(Some records)

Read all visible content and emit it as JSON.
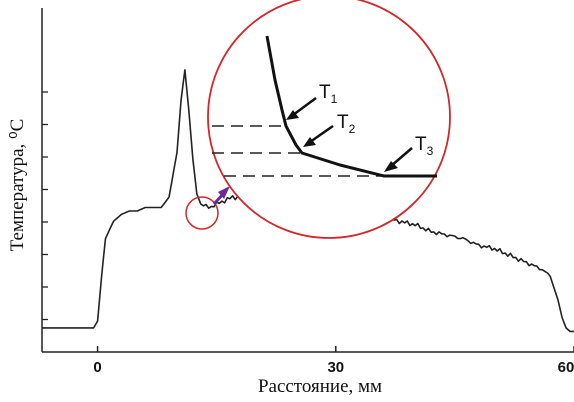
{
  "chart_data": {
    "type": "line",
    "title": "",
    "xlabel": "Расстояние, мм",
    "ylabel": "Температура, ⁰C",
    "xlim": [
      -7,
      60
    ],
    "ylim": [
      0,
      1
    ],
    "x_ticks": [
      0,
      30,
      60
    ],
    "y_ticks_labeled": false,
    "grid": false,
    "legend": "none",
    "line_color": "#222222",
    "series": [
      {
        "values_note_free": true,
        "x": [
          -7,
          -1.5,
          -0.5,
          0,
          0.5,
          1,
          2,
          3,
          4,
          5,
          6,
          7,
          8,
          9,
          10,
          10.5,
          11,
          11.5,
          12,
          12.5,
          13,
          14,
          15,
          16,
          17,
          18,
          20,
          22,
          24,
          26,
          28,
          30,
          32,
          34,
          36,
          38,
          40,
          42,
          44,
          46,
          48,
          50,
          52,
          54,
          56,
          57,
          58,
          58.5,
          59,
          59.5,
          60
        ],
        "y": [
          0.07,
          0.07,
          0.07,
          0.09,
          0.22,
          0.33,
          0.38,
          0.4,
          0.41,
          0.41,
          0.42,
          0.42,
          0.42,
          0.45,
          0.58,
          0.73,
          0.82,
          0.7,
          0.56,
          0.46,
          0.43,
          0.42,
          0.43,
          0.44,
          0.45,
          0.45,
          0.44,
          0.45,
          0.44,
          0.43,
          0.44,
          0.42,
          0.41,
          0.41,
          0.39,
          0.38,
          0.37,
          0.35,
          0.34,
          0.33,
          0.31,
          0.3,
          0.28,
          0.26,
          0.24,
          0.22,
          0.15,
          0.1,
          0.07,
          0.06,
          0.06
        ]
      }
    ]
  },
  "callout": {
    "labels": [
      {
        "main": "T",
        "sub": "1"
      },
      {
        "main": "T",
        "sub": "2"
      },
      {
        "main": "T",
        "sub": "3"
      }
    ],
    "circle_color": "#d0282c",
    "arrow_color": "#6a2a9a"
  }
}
==
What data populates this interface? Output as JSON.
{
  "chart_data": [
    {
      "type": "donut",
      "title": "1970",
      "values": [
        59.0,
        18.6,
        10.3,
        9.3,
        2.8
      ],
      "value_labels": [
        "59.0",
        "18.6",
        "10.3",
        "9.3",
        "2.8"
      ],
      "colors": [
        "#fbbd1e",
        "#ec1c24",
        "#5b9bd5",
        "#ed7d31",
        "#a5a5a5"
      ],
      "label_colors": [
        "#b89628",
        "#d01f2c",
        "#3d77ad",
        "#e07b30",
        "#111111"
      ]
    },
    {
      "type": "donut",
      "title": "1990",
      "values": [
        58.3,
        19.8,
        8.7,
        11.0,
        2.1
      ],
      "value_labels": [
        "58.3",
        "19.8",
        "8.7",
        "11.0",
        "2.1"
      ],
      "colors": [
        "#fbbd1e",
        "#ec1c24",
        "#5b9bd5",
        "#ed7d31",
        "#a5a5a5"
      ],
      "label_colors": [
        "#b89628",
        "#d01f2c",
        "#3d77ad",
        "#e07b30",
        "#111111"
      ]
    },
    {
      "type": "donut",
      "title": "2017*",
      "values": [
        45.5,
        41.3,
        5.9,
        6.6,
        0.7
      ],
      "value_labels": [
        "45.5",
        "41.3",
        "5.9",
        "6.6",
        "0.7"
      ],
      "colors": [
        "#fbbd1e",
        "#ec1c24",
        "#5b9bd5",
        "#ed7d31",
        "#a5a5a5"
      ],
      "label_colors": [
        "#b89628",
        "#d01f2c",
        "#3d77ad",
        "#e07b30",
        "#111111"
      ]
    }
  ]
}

• Direction: Read the entries and select each line where the word "JSON" is found.

• Response for this exercise:
Read all visible content and emit it as JSON.
What data populates this interface? Output as JSON.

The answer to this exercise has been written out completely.